Every record below should be printed exactly as given.

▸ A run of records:

>>>>

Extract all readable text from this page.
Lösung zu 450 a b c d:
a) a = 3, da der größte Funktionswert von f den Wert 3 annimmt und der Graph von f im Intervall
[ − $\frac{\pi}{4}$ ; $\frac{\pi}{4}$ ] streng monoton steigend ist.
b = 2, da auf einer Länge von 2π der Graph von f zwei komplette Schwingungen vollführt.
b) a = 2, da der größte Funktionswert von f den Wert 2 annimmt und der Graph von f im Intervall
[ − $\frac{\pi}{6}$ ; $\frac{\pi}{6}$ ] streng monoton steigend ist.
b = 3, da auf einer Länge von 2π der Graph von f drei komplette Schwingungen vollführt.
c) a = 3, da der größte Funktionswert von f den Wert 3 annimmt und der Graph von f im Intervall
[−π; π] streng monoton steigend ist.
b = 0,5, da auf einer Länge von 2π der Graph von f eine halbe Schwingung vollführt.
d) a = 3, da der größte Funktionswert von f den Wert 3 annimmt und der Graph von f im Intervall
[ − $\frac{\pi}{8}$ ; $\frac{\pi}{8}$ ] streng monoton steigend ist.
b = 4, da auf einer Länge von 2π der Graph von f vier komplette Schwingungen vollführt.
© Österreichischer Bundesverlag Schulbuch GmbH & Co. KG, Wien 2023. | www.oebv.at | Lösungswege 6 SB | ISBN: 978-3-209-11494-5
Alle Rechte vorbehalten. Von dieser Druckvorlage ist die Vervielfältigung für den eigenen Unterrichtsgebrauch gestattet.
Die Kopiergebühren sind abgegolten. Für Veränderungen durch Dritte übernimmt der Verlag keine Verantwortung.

<<<<

▸ RESPONSE TO THE EXERCISE:
Extract all readable text from this page.
Lösung zu 450 a b c d:
a) a = 3, da der größte Funktionswert von f den Wert 3 annimmt und der Graph von f im Intervall
[ − $\frac{\pi}{4}$ ; $\frac{\pi}{4}$ ] streng monoton steigend ist.
b = 2, da auf einer Länge von 2π der Graph von f zwei komplette Schwingungen vollführt.
b) a = 2, da der größte Funktionswert von f den Wert 2 annimmt und der Graph von f im Intervall
[ − $\frac{\pi}{6}$ ; $\frac{\pi}{6}$ ] streng monoton steigend ist.
b = 3, da auf einer Länge von 2π der Graph von f drei komplette Schwingungen vollführt.
c) a = 3, da der größte Funktionswert von f den Wert 3 annimmt und der Graph von f im Intervall
[−π; π] streng monoton steigend ist.
b = 0,5, da auf einer Länge von 2π der Graph von f eine halbe Schwingung vollführt.
d) a = 3, da der größte Funktionswert von f den Wert 3 annimmt und der Graph von f im Intervall
[ − $\frac{\pi}{8}$ ; $\frac{\pi}{8}$ ] streng monoton steigend ist.
b = 4, da auf einer Länge von 2π der Graph von f vier komplette Schwingungen vollführt.
© Österreichischer Bundesverlag Schulbuch GmbH & Co. KG, Wien 2023. | www.oebv.at | Lösungswege 6 SB | ISBN: 978-3-209-11494-5
Alle Rechte vorbehalten. Von dieser Druckvorlage ist die Vervielfältigung für den eigenen Unterrichtsgebrauch gestattet.
Die Kopiergebühren sind abgegolten. Für Veränderungen durch Dritte übernimmt der Verlag keine Verantwortung.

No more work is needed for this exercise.